§ Task prompt
Copy all the entries word for word, but omit the pictures.

§ Data records
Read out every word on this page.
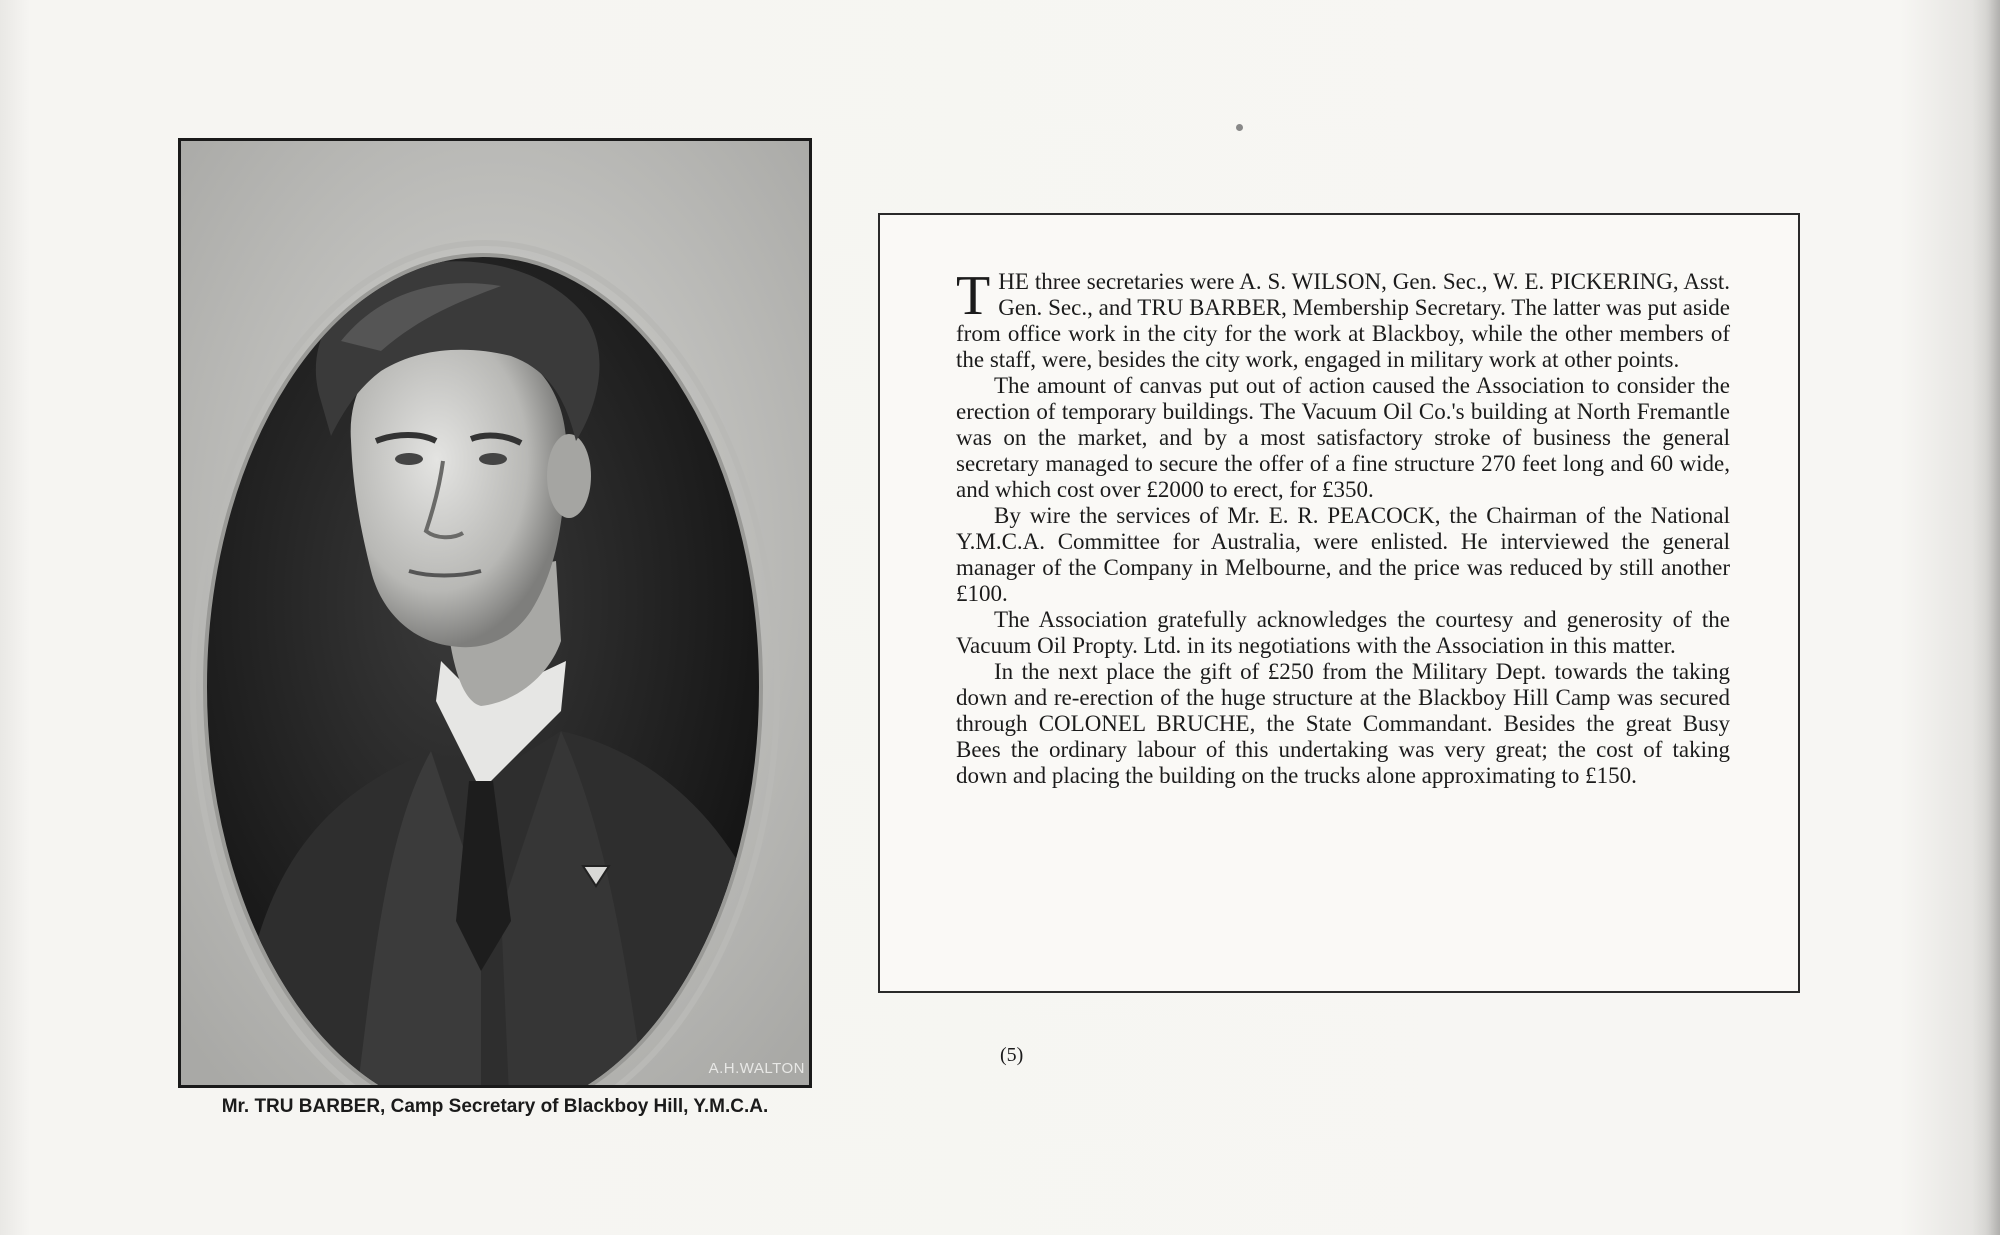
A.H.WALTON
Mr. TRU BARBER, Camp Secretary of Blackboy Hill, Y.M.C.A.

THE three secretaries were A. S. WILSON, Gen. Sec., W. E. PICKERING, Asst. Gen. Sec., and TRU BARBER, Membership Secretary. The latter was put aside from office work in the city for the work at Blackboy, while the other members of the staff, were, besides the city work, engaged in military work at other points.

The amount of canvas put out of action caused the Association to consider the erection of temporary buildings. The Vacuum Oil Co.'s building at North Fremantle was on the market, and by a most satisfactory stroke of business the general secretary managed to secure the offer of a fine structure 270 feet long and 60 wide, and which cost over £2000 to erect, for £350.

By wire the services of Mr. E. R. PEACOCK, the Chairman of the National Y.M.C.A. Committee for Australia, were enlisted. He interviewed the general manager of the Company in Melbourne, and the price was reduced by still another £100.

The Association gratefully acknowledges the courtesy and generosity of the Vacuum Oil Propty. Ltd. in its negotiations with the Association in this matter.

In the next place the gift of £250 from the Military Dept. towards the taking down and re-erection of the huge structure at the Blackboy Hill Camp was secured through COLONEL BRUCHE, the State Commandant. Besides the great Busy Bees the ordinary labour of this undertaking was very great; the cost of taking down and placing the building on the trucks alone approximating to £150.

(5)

§ Solution to this task
Read out every word on this page.
A.H.WALTON
Mr. TRU BARBER, Camp Secretary of Blackboy Hill, Y.M.C.A.

THE three secretaries were A. S. WILSON, Gen. Sec., W. E. PICKERING, Asst. Gen. Sec., and TRU BARBER, Membership Secretary. The latter was put aside from office work in the city for the work at Blackboy, while the other members of the staff, were, besides the city work, engaged in military work at other points.

The amount of canvas put out of action caused the Association to consider the erection of temporary buildings. The Vacuum Oil Co.'s building at North Fremantle was on the market, and by a most satisfactory stroke of business the general secretary managed to secure the offer of a fine structure 270 feet long and 60 wide, and which cost over £2000 to erect, for £350.

By wire the services of Mr. E. R. PEACOCK, the Chairman of the National Y.M.C.A. Committee for Australia, were enlisted. He interviewed the general manager of the Company in Melbourne, and the price was reduced by still another £100.

The Association gratefully acknowledges the courtesy and generosity of the Vacuum Oil Propty. Ltd. in its negotiations with the Association in this matter.

In the next place the gift of £250 from the Military Dept. towards the taking down and re-erection of the huge structure at the Blackboy Hill Camp was secured through COLONEL BRUCHE, the State Commandant. Besides the great Busy Bees the ordinary labour of this undertaking was very great; the cost of taking down and placing the building on the trucks alone approximating to £150.

(5)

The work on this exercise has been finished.